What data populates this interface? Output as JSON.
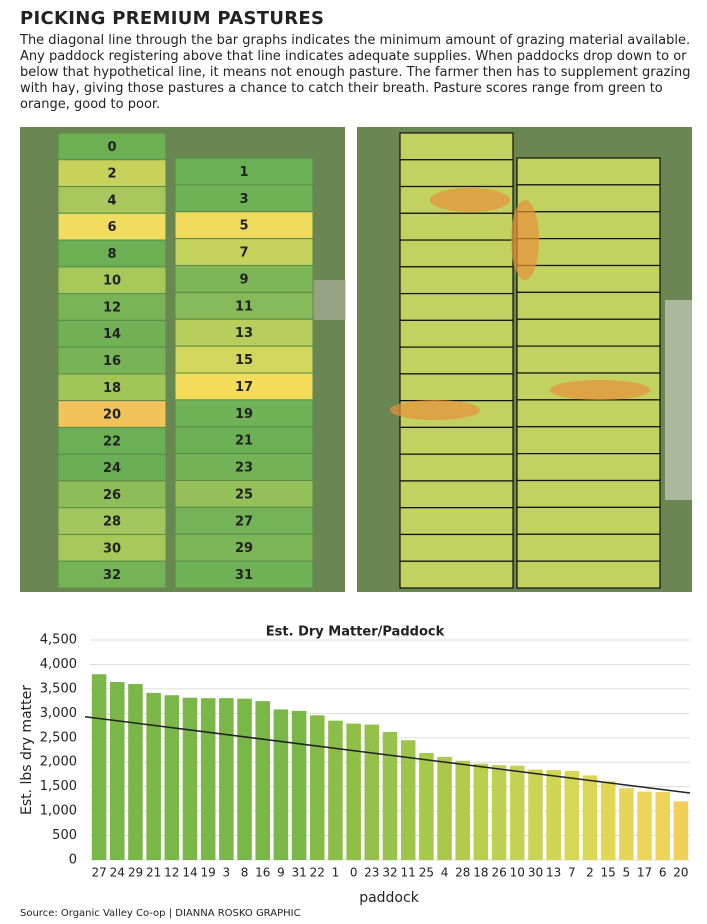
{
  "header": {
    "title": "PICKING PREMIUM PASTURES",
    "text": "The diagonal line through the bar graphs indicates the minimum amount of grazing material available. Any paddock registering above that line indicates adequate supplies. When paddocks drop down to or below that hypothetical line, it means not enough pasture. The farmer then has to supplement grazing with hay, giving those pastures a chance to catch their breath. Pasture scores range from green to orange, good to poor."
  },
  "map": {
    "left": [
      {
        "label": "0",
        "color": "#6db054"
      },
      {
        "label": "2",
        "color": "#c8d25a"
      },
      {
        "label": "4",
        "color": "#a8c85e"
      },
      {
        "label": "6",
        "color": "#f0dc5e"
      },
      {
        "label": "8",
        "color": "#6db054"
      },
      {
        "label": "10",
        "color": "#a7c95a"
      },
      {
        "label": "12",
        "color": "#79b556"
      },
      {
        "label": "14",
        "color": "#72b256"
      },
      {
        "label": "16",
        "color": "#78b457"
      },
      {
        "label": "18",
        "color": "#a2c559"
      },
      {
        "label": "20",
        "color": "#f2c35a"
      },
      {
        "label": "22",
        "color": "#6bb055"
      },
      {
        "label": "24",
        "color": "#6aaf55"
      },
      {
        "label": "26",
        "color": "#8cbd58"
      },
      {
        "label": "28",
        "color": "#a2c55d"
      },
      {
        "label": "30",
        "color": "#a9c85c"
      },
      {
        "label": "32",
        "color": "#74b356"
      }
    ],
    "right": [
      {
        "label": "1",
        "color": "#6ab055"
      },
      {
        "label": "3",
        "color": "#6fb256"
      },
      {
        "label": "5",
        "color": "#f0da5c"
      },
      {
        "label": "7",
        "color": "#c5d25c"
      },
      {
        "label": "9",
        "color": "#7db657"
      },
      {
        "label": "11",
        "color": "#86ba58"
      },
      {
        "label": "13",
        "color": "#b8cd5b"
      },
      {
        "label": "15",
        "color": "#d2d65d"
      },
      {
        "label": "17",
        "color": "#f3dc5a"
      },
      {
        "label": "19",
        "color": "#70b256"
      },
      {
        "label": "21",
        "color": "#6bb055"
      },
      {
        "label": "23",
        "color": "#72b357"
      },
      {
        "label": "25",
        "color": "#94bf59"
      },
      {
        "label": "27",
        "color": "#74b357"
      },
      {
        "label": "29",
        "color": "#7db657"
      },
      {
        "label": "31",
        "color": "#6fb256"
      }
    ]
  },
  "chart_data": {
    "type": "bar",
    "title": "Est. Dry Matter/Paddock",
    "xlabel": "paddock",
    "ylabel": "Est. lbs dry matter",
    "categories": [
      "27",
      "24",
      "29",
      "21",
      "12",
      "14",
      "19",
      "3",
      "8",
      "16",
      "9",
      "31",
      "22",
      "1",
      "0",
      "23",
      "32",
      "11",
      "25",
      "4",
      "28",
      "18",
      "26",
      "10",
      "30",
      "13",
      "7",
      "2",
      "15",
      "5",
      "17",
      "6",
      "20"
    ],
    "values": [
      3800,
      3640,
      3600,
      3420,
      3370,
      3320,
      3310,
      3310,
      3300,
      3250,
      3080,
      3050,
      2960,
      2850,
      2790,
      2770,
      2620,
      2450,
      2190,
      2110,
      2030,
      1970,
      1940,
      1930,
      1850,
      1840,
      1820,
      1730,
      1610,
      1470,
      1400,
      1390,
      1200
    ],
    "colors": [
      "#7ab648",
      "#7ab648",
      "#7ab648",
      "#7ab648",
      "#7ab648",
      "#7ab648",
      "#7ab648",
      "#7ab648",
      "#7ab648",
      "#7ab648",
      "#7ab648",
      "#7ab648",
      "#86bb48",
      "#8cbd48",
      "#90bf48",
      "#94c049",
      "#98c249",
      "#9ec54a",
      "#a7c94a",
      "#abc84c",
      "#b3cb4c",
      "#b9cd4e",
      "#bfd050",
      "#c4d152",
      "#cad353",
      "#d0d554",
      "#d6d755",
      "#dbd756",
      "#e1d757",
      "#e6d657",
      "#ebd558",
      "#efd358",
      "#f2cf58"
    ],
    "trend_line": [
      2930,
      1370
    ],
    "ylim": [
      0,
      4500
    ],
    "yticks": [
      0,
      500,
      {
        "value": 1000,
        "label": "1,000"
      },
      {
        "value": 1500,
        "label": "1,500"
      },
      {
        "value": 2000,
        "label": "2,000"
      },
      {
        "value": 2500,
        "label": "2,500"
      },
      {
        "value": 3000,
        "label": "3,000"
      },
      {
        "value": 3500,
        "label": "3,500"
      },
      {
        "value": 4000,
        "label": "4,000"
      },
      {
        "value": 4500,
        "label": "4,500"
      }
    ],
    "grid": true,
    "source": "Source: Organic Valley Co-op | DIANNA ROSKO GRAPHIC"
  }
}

━━━━━━━━━━━━━━━━━━━━━━━━━━━━━━

Directions for this task:
Restate the records word for word, omitting images.

Task response:
What data populates this interface? Output as JSON.
{
  "header": {
    "title": "PICKING PREMIUM PASTURES",
    "text": "The diagonal line through the bar graphs indicates the minimum amount of grazing material available. Any paddock registering above that line indicates adequate supplies. When paddocks drop down to or below that hypothetical line, it means not enough pasture. The farmer then has to supplement grazing with hay, giving those pastures a chance to catch their breath. Pasture scores range from green to orange, good to poor."
  },
  "map": {
    "left": [
      {
        "label": "0",
        "color": "#6db054"
      },
      {
        "label": "2",
        "color": "#c8d25a"
      },
      {
        "label": "4",
        "color": "#a8c85e"
      },
      {
        "label": "6",
        "color": "#f0dc5e"
      },
      {
        "label": "8",
        "color": "#6db054"
      },
      {
        "label": "10",
        "color": "#a7c95a"
      },
      {
        "label": "12",
        "color": "#79b556"
      },
      {
        "label": "14",
        "color": "#72b256"
      },
      {
        "label": "16",
        "color": "#78b457"
      },
      {
        "label": "18",
        "color": "#a2c559"
      },
      {
        "label": "20",
        "color": "#f2c35a"
      },
      {
        "label": "22",
        "color": "#6bb055"
      },
      {
        "label": "24",
        "color": "#6aaf55"
      },
      {
        "label": "26",
        "color": "#8cbd58"
      },
      {
        "label": "28",
        "color": "#a2c55d"
      },
      {
        "label": "30",
        "color": "#a9c85c"
      },
      {
        "label": "32",
        "color": "#74b356"
      }
    ],
    "right": [
      {
        "label": "1",
        "color": "#6ab055"
      },
      {
        "label": "3",
        "color": "#6fb256"
      },
      {
        "label": "5",
        "color": "#f0da5c"
      },
      {
        "label": "7",
        "color": "#c5d25c"
      },
      {
        "label": "9",
        "color": "#7db657"
      },
      {
        "label": "11",
        "color": "#86ba58"
      },
      {
        "label": "13",
        "color": "#b8cd5b"
      },
      {
        "label": "15",
        "color": "#d2d65d"
      },
      {
        "label": "17",
        "color": "#f3dc5a"
      },
      {
        "label": "19",
        "color": "#70b256"
      },
      {
        "label": "21",
        "color": "#6bb055"
      },
      {
        "label": "23",
        "color": "#72b357"
      },
      {
        "label": "25",
        "color": "#94bf59"
      },
      {
        "label": "27",
        "color": "#74b357"
      },
      {
        "label": "29",
        "color": "#7db657"
      },
      {
        "label": "31",
        "color": "#6fb256"
      }
    ]
  },
  "chart_data": {
    "type": "bar",
    "title": "Est. Dry Matter/Paddock",
    "xlabel": "paddock",
    "ylabel": "Est. lbs dry matter",
    "categories": [
      "27",
      "24",
      "29",
      "21",
      "12",
      "14",
      "19",
      "3",
      "8",
      "16",
      "9",
      "31",
      "22",
      "1",
      "0",
      "23",
      "32",
      "11",
      "25",
      "4",
      "28",
      "18",
      "26",
      "10",
      "30",
      "13",
      "7",
      "2",
      "15",
      "5",
      "17",
      "6",
      "20"
    ],
    "values": [
      3800,
      3640,
      3600,
      3420,
      3370,
      3320,
      3310,
      3310,
      3300,
      3250,
      3080,
      3050,
      2960,
      2850,
      2790,
      2770,
      2620,
      2450,
      2190,
      2110,
      2030,
      1970,
      1940,
      1930,
      1850,
      1840,
      1820,
      1730,
      1610,
      1470,
      1400,
      1390,
      1200
    ],
    "colors": [
      "#7ab648",
      "#7ab648",
      "#7ab648",
      "#7ab648",
      "#7ab648",
      "#7ab648",
      "#7ab648",
      "#7ab648",
      "#7ab648",
      "#7ab648",
      "#7ab648",
      "#7ab648",
      "#86bb48",
      "#8cbd48",
      "#90bf48",
      "#94c049",
      "#98c249",
      "#9ec54a",
      "#a7c94a",
      "#abc84c",
      "#b3cb4c",
      "#b9cd4e",
      "#bfd050",
      "#c4d152",
      "#cad353",
      "#d0d554",
      "#d6d755",
      "#dbd756",
      "#e1d757",
      "#e6d657",
      "#ebd558",
      "#efd358",
      "#f2cf58"
    ],
    "trend_line": [
      2930,
      1370
    ],
    "ylim": [
      0,
      4500
    ],
    "yticks": [
      0,
      500,
      {
        "value": 1000,
        "label": "1,000"
      },
      {
        "value": 1500,
        "label": "1,500"
      },
      {
        "value": 2000,
        "label": "2,000"
      },
      {
        "value": 2500,
        "label": "2,500"
      },
      {
        "value": 3000,
        "label": "3,000"
      },
      {
        "value": 3500,
        "label": "3,500"
      },
      {
        "value": 4000,
        "label": "4,000"
      },
      {
        "value": 4500,
        "label": "4,500"
      }
    ],
    "grid": true,
    "source": "Source: Organic Valley Co-op | DIANNA ROSKO GRAPHIC"
  }
}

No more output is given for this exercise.